* [DOCUMENT TEXT]

  • 156K sentences for 4th grade questions, 107K sentences for 8th grade questions, and derived tuples

    The TupleInf Open IE dataset contains Open IE tuples extracted from 263K sentences that were used by the solver in "Answering Complex Questions Using Open Information Extraction” (referred as Tuple KB, T). These sentences were collected from a large Web corpus using training questions from 4th and 8th grade as queries. This dataset contains 156K sentences collected for 4th grade questions and 107K sentences for 8th grade questions. Each sentence is followed by the Open IE v4 tuples using their simple format.

  • 1,076 textbook lessons, 26,260 questions, 6229 images

    The TextbookQuestionAnswering (TQA) dataset is drawn from middle school science curricula as described in Are You Smarter Than A Sixth Grader? Textbook Question Answering for Multimodal Machine Comprehension. It consists of 1,076 lessons from Life Science, Earth Science and Physical Science textbooks downloaded from Each lesson has a set of multiple choice questions that address concepts taught in that lesson. TQA has a total of 26,260 questions including 12,567 that have an accompanying diagram.

* [EXERCISE OBJECTIVE]
Extract the full dataset descriptions above, word for word. The lines after this have nothing to do with the dataset descriptions.

* [Collected data]
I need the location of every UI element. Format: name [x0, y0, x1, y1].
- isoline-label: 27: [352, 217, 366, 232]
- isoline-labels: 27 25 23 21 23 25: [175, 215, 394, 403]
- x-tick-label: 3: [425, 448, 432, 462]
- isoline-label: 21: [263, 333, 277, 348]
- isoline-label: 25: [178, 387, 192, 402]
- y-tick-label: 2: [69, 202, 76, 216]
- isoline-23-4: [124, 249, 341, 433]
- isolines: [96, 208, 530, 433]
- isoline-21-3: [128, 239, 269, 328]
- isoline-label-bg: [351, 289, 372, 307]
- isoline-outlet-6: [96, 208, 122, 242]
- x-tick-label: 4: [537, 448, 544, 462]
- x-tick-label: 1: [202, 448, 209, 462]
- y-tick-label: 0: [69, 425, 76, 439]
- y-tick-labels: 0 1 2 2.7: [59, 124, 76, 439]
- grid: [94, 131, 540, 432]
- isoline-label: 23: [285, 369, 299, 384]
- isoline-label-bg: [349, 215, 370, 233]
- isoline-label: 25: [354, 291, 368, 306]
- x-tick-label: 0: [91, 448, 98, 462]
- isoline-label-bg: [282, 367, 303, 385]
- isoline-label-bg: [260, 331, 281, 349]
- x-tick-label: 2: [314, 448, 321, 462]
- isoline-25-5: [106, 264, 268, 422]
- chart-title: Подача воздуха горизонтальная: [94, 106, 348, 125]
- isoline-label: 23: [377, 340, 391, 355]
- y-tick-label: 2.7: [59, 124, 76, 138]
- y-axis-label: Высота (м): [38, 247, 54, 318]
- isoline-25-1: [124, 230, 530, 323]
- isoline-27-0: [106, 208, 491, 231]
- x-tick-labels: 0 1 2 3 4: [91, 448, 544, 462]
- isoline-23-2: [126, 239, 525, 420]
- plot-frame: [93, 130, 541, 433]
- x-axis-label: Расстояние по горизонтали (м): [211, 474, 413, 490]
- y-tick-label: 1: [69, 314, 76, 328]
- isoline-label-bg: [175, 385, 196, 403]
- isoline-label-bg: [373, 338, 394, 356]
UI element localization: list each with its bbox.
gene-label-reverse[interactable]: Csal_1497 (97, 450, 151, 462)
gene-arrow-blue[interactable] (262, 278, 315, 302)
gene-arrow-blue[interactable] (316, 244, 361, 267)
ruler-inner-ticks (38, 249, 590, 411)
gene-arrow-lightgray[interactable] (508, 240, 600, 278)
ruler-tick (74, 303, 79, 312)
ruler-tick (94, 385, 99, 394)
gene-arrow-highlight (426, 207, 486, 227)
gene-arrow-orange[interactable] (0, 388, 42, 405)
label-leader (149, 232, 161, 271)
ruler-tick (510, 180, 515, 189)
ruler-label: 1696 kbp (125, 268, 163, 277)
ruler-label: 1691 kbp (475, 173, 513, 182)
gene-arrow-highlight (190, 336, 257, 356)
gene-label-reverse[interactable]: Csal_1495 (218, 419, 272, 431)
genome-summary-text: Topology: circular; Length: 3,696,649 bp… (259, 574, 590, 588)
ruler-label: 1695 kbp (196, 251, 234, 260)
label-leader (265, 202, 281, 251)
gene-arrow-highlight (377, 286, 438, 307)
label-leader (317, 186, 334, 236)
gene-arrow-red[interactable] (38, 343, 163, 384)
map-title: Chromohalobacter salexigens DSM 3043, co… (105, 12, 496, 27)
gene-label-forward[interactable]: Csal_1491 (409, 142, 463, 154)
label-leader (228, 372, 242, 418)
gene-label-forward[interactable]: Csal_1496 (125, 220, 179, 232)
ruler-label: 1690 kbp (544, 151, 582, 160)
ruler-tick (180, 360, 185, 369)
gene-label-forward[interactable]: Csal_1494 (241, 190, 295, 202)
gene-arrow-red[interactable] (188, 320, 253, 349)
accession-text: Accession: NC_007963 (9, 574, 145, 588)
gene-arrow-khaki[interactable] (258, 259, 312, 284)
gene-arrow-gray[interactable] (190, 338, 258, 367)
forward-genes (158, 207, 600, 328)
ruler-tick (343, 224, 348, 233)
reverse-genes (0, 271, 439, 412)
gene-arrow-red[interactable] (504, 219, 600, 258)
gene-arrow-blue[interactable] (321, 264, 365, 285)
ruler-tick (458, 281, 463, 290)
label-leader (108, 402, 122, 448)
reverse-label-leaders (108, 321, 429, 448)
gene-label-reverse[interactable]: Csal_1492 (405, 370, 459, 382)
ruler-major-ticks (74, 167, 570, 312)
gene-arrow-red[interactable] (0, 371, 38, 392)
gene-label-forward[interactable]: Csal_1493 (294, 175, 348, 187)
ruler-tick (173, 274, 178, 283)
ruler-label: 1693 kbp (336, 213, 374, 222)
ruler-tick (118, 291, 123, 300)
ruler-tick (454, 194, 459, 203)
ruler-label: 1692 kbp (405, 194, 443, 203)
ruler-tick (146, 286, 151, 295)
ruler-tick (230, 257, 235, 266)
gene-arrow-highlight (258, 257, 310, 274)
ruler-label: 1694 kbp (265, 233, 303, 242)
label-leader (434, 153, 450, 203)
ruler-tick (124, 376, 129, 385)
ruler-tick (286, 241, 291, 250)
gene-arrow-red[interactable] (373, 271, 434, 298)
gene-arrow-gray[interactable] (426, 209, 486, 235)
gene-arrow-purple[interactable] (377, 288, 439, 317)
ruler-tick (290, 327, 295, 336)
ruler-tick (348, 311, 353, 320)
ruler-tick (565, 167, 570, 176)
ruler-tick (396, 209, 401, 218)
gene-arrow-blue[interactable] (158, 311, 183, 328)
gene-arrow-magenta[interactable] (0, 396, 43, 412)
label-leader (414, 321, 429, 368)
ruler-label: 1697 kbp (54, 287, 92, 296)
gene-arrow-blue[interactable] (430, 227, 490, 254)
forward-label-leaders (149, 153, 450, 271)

* [SOLUTION TO THE PROBLEM]

  • 156K sentences for 4th grade questions, 107K sentences for 8th grade questions, and derived tuples

    The TupleInf Open IE dataset contains Open IE tuples extracted from 263K sentences that were used by the solver in "Answering Complex Questions Using Open Information Extraction” (referred as Tuple KB, T). These sentences were collected from a large Web corpus using training questions from 4th and 8th grade as queries. This dataset contains 156K sentences collected for 4th grade questions and 107K sentences for 8th grade questions. Each sentence is followed by the Open IE v4 tuples using their simple format.

  • 1,076 textbook lessons, 26,260 questions, 6229 images

    The TextbookQuestionAnswering (TQA) dataset is drawn from middle school science curricula as described in Are You Smarter Than A Sixth Grader? Textbook Question Answering for Multimodal Machine Comprehension. It consists of 1,076 lessons from Life Science, Earth Science and Physical Science textbooks downloaded from Each lesson has a set of multiple choice questions that address concepts taught in that lesson. TQA has a total of 26,260 questions including 12,567 that have an accompanying diagram.